--- begin SUPPLIED RECORDS ---

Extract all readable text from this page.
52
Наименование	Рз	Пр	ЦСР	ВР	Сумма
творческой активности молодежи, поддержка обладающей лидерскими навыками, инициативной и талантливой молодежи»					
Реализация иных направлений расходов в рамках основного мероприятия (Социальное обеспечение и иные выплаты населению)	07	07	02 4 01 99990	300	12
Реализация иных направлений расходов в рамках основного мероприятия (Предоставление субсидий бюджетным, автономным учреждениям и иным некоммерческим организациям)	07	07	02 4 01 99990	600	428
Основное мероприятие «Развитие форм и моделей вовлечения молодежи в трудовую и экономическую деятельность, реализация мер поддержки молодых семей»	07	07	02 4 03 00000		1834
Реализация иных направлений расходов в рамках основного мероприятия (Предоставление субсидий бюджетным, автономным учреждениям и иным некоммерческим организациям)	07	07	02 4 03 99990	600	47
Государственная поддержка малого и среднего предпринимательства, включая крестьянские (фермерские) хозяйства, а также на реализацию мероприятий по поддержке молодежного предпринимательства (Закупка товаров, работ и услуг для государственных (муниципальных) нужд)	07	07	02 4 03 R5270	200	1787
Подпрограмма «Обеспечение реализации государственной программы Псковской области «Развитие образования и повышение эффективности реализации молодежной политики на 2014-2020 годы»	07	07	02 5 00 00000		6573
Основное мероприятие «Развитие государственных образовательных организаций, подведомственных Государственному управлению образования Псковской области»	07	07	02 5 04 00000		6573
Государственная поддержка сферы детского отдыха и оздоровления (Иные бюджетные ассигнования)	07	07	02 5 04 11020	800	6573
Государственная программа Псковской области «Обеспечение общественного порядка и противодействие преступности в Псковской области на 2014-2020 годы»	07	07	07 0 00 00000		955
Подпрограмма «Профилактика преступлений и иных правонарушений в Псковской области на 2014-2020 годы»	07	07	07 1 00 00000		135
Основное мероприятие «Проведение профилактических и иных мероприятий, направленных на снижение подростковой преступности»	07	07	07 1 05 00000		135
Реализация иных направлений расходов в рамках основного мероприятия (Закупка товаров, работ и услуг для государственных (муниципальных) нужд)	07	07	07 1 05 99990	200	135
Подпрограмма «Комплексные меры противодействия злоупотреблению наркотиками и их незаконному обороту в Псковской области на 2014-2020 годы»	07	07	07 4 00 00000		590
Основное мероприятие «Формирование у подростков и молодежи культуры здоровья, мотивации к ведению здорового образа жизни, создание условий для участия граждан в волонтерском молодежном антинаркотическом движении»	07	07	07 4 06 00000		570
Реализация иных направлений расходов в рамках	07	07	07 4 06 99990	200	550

--- end SUPPLIED RECORDS ---

BRIEF ::
Using the data above, print every record exactly as shown.

THE COMPLETED TASK ::
Extract all readable text from this page.
52
Наименование	Рз	Пр	ЦСР	ВР	Сумма
творческой активности молодежи, поддержка обладающей лидерскими навыками, инициативной и талантливой молодежи»					
Реализация иных направлений расходов в рамках основного мероприятия (Социальное обеспечение и иные выплаты населению)	07	07	02 4 01 99990	300	12
Реализация иных направлений расходов в рамках основного мероприятия (Предоставление субсидий бюджетным, автономным учреждениям и иным некоммерческим организациям)	07	07	02 4 01 99990	600	428
Основное мероприятие «Развитие форм и моделей вовлечения молодежи в трудовую и экономическую деятельность, реализация мер поддержки молодых семей»	07	07	02 4 03 00000		1834
Реализация иных направлений расходов в рамках основного мероприятия (Предоставление субсидий бюджетным, автономным учреждениям и иным некоммерческим организациям)	07	07	02 4 03 99990	600	47
Государственная поддержка малого и среднего предпринимательства, включая крестьянские (фермерские) хозяйства, а также на реализацию мероприятий по поддержке молодежного предпринимательства (Закупка товаров, работ и услуг для государственных (муниципальных) нужд)	07	07	02 4 03 R5270	200	1787
Подпрограмма «Обеспечение реализации государственной программы Псковской области «Развитие образования и повышение эффективности реализации молодежной политики на 2014-2020 годы»	07	07	02 5 00 00000		6573
Основное мероприятие «Развитие государственных образовательных организаций, подведомственных Государственному управлению образования Псковской области»	07	07	02 5 04 00000		6573
Государственная поддержка сферы детского отдыха и оздоровления (Иные бюджетные ассигнования)	07	07	02 5 04 11020	800	6573
Государственная программа Псковской области «Обеспечение общественного порядка и противодействие преступности в Псковской области на 2014-2020 годы»	07	07	07 0 00 00000		955
Подпрограмма «Профилактика преступлений и иных правонарушений в Псковской области на 2014-2020 годы»	07	07	07 1 00 00000		135
Основное мероприятие «Проведение профилактических и иных мероприятий, направленных на снижение подростковой преступности»	07	07	07 1 05 00000		135
Реализация иных направлений расходов в рамках основного мероприятия (Закупка товаров, работ и услуг для государственных (муниципальных) нужд)	07	07	07 1 05 99990	200	135
Подпрограмма «Комплексные меры противодействия злоупотреблению наркотиками и их незаконному обороту в Псковской области на 2014-2020 годы»	07	07	07 4 00 00000		590
Основное мероприятие «Формирование у подростков и молодежи культуры здоровья, мотивации к ведению здорового образа жизни, создание условий для участия граждан в волонтерском молодежном антинаркотическом движении»	07	07	07 4 06 00000		570
Реализация иных направлений расходов в рамках	07	07	07 4 06 99990	200	550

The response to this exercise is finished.